* [WORK TO COMPLETE]: What is the count of lines in the listing below that hold the string "Source"? Reply with that number alone.

* [INPUT DATA]:
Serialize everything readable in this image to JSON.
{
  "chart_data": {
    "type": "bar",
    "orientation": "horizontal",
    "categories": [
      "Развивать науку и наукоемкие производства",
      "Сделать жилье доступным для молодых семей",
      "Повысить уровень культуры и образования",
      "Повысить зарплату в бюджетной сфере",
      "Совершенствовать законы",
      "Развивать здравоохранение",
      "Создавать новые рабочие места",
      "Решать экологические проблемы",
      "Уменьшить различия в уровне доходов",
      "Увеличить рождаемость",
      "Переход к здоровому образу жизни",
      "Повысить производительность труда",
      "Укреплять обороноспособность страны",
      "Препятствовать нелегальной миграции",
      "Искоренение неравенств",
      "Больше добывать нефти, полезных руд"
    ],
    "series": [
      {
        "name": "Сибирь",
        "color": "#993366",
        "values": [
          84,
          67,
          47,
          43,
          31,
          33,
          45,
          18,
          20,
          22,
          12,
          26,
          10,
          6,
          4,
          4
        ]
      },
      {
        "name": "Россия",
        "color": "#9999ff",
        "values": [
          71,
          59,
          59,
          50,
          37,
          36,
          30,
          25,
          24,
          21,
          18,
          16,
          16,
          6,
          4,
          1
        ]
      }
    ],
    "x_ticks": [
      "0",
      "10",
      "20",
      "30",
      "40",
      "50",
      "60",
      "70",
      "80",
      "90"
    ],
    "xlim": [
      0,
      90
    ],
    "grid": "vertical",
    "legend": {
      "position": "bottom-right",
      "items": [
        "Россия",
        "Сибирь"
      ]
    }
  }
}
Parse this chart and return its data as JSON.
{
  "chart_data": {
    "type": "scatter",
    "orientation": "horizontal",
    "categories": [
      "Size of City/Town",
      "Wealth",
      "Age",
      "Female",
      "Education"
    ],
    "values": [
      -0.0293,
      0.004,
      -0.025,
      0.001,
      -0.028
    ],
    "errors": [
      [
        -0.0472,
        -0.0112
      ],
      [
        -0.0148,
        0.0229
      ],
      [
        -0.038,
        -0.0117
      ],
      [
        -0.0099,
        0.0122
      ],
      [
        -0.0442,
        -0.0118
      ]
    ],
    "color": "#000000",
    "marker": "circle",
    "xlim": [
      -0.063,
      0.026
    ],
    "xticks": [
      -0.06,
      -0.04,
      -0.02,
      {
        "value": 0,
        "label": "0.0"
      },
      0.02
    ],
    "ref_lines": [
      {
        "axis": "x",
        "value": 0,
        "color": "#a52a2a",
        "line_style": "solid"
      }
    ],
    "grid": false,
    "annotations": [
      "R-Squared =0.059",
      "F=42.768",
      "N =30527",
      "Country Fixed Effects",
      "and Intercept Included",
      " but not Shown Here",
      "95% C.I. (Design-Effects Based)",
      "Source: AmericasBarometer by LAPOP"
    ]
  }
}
* * *
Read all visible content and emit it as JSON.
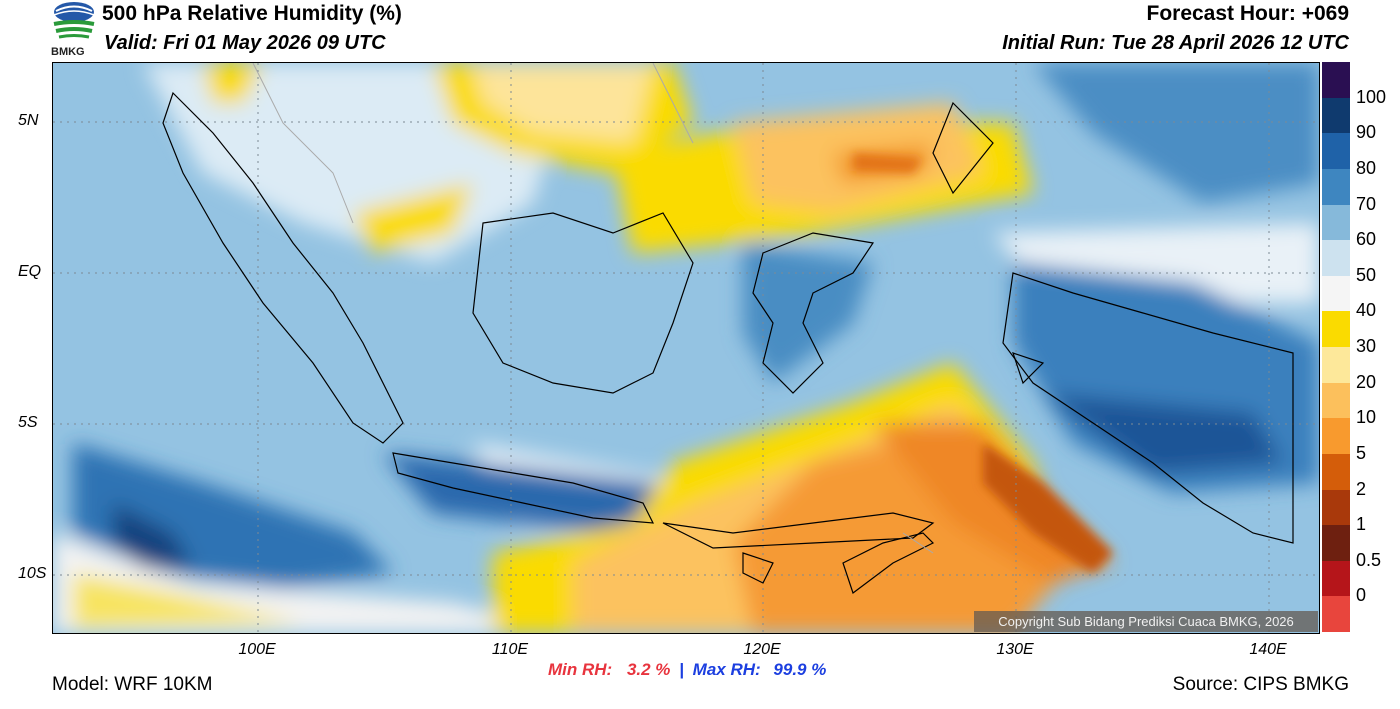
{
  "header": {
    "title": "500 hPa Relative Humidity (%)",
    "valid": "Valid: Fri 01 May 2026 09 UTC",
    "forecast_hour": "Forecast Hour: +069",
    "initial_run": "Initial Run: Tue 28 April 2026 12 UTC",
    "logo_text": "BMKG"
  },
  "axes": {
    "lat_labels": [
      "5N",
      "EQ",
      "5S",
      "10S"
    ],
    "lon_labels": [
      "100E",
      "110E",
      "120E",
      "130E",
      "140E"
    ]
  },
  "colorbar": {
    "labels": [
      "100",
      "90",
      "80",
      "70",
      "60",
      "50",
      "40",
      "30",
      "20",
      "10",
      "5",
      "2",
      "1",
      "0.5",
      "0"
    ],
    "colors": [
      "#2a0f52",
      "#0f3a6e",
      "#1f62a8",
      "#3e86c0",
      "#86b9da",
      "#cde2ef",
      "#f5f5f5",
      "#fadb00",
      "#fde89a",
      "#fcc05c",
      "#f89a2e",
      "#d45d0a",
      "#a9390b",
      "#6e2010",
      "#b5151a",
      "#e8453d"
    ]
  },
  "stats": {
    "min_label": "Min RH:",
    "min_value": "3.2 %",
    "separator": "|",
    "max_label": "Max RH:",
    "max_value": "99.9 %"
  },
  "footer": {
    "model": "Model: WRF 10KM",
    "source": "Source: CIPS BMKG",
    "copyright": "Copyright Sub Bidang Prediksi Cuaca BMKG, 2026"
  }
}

* [REPLY]: 2